◆ TASK BRIEF ◆
Below is a block of records; reproduce all of them exactly and leave out any pictures.

══ EXERCISE INPUTS ══

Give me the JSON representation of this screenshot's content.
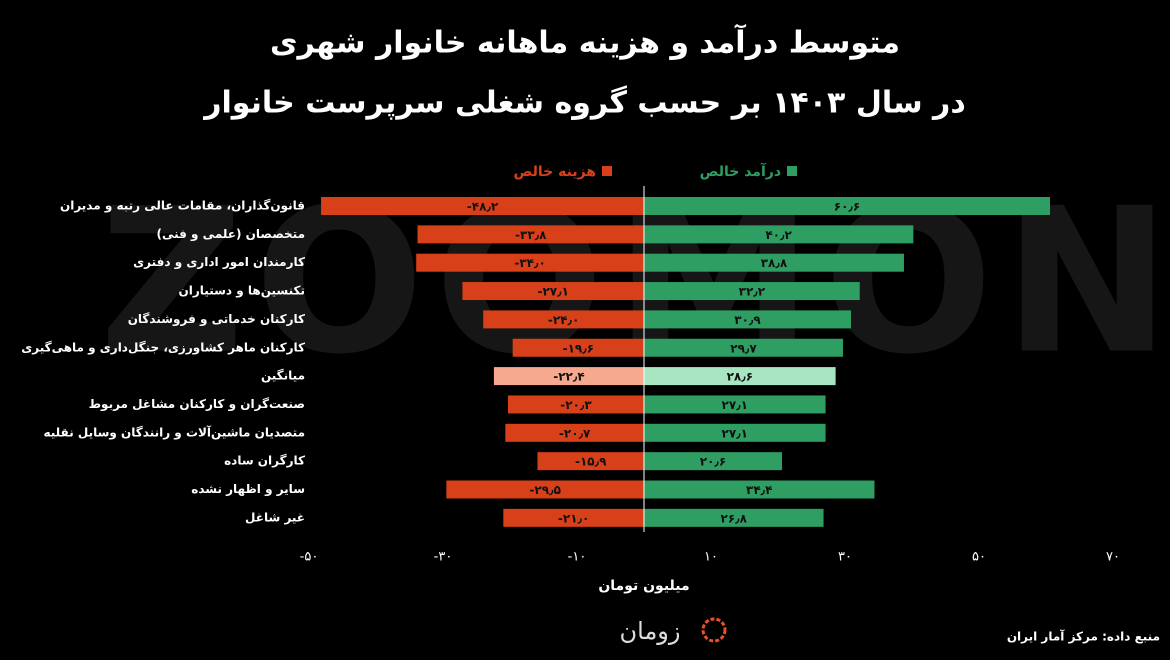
{
  "chart_data": {
    "type": "diverging_bar",
    "title": "متوسط درآمد و هزینه ماهانه خانوار شهری",
    "subtitle": "در سال ۱۴۰۳ بر حسب گروه شغلی سرپرست خانوار",
    "x_label": "میلیون تومان",
    "source": "منبع داده: مرکز آمار ایران",
    "logo": "زومان",
    "watermark": "ZOOMON",
    "categories": [
      "قانون‌گذاران، مقامات عالی رتبه و مدیران",
      "متخصصان (علمی و فنی)",
      "کارمندان امور اداری و دفتری",
      "تکنسین‌ها و دستیاران",
      "کارکنان خدماتی و فروشندگان",
      "کارکنان ماهر کشاورزی، جنگل‌داری و ماهی‌گیری",
      "میانگین",
      "صنعت‌گران و کارکنان مشاغل مربوط",
      "متصدیان ماشین‌آلات و رانندگان وسایل نقلیه",
      "کارگران ساده",
      "سایر و اظهار نشده",
      "غیر شاغل"
    ],
    "highlight_index": 6,
    "series": [
      {
        "name": "درآمد خالص",
        "color": "#2e9e63",
        "highlight_color": "#a8e6c2",
        "values": [
          60.6,
          40.2,
          38.8,
          32.2,
          30.9,
          29.7,
          28.6,
          27.1,
          27.1,
          20.6,
          34.4,
          26.8
        ],
        "value_labels": [
          "۶۰٫۶",
          "۴۰٫۲",
          "۳۸٫۸",
          "۳۲٫۲",
          "۳۰٫۹",
          "۲۹٫۷",
          "۲۸٫۶",
          "۲۷٫۱",
          "۲۷٫۱",
          "۲۰٫۶",
          "۳۴٫۴",
          "۲۶٫۸"
        ]
      },
      {
        "name": "هزینه خالص",
        "color": "#d8401a",
        "highlight_color": "#f7a98f",
        "values": [
          -48.2,
          -33.8,
          -34.0,
          -27.1,
          -24.0,
          -19.6,
          -22.4,
          -20.3,
          -20.7,
          -15.9,
          -29.5,
          -21.0
        ],
        "value_labels": [
          "-۴۸٫۲",
          "-۳۳٫۸",
          "-۳۴٫۰",
          "-۲۷٫۱",
          "-۲۴٫۰",
          "-۱۹٫۶",
          "-۲۲٫۴",
          "-۲۰٫۳",
          "-۲۰٫۷",
          "-۱۵٫۹",
          "-۲۹٫۵",
          "-۲۱٫۰"
        ]
      }
    ],
    "xlim": [
      -50,
      70
    ],
    "xticks": [
      {
        "value": -50,
        "label": "-۵۰"
      },
      {
        "value": -30,
        "label": "-۳۰"
      },
      {
        "value": -10,
        "label": "-۱۰"
      },
      {
        "value": 10,
        "label": "۱۰"
      },
      {
        "value": 30,
        "label": "۳۰"
      },
      {
        "value": 50,
        "label": "۵۰"
      },
      {
        "value": 70,
        "label": "۷۰"
      }
    ]
  }
}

═══

◆ EXPECTED OUTPUT ◆
Give me the JSON representation of this screenshot's content.
{
  "chart_data": {
    "type": "diverging_bar",
    "title": "متوسط درآمد و هزینه ماهانه خانوار شهری",
    "subtitle": "در سال ۱۴۰۳ بر حسب گروه شغلی سرپرست خانوار",
    "x_label": "میلیون تومان",
    "source": "منبع داده: مرکز آمار ایران",
    "logo": "زومان",
    "watermark": "ZOOMON",
    "categories": [
      "قانون‌گذاران، مقامات عالی رتبه و مدیران",
      "متخصصان (علمی و فنی)",
      "کارمندان امور اداری و دفتری",
      "تکنسین‌ها و دستیاران",
      "کارکنان خدماتی و فروشندگان",
      "کارکنان ماهر کشاورزی، جنگل‌داری و ماهی‌گیری",
      "میانگین",
      "صنعت‌گران و کارکنان مشاغل مربوط",
      "متصدیان ماشین‌آلات و رانندگان وسایل نقلیه",
      "کارگران ساده",
      "سایر و اظهار نشده",
      "غیر شاغل"
    ],
    "highlight_index": 6,
    "series": [
      {
        "name": "درآمد خالص",
        "color": "#2e9e63",
        "highlight_color": "#a8e6c2",
        "values": [
          60.6,
          40.2,
          38.8,
          32.2,
          30.9,
          29.7,
          28.6,
          27.1,
          27.1,
          20.6,
          34.4,
          26.8
        ],
        "value_labels": [
          "۶۰٫۶",
          "۴۰٫۲",
          "۳۸٫۸",
          "۳۲٫۲",
          "۳۰٫۹",
          "۲۹٫۷",
          "۲۸٫۶",
          "۲۷٫۱",
          "۲۷٫۱",
          "۲۰٫۶",
          "۳۴٫۴",
          "۲۶٫۸"
        ]
      },
      {
        "name": "هزینه خالص",
        "color": "#d8401a",
        "highlight_color": "#f7a98f",
        "values": [
          -48.2,
          -33.8,
          -34.0,
          -27.1,
          -24.0,
          -19.6,
          -22.4,
          -20.3,
          -20.7,
          -15.9,
          -29.5,
          -21.0
        ],
        "value_labels": [
          "-۴۸٫۲",
          "-۳۳٫۸",
          "-۳۴٫۰",
          "-۲۷٫۱",
          "-۲۴٫۰",
          "-۱۹٫۶",
          "-۲۲٫۴",
          "-۲۰٫۳",
          "-۲۰٫۷",
          "-۱۵٫۹",
          "-۲۹٫۵",
          "-۲۱٫۰"
        ]
      }
    ],
    "xlim": [
      -50,
      70
    ],
    "xticks": [
      {
        "value": -50,
        "label": "-۵۰"
      },
      {
        "value": -30,
        "label": "-۳۰"
      },
      {
        "value": -10,
        "label": "-۱۰"
      },
      {
        "value": 10,
        "label": "۱۰"
      },
      {
        "value": 30,
        "label": "۳۰"
      },
      {
        "value": 50,
        "label": "۵۰"
      },
      {
        "value": 70,
        "label": "۷۰"
      }
    ]
  }
}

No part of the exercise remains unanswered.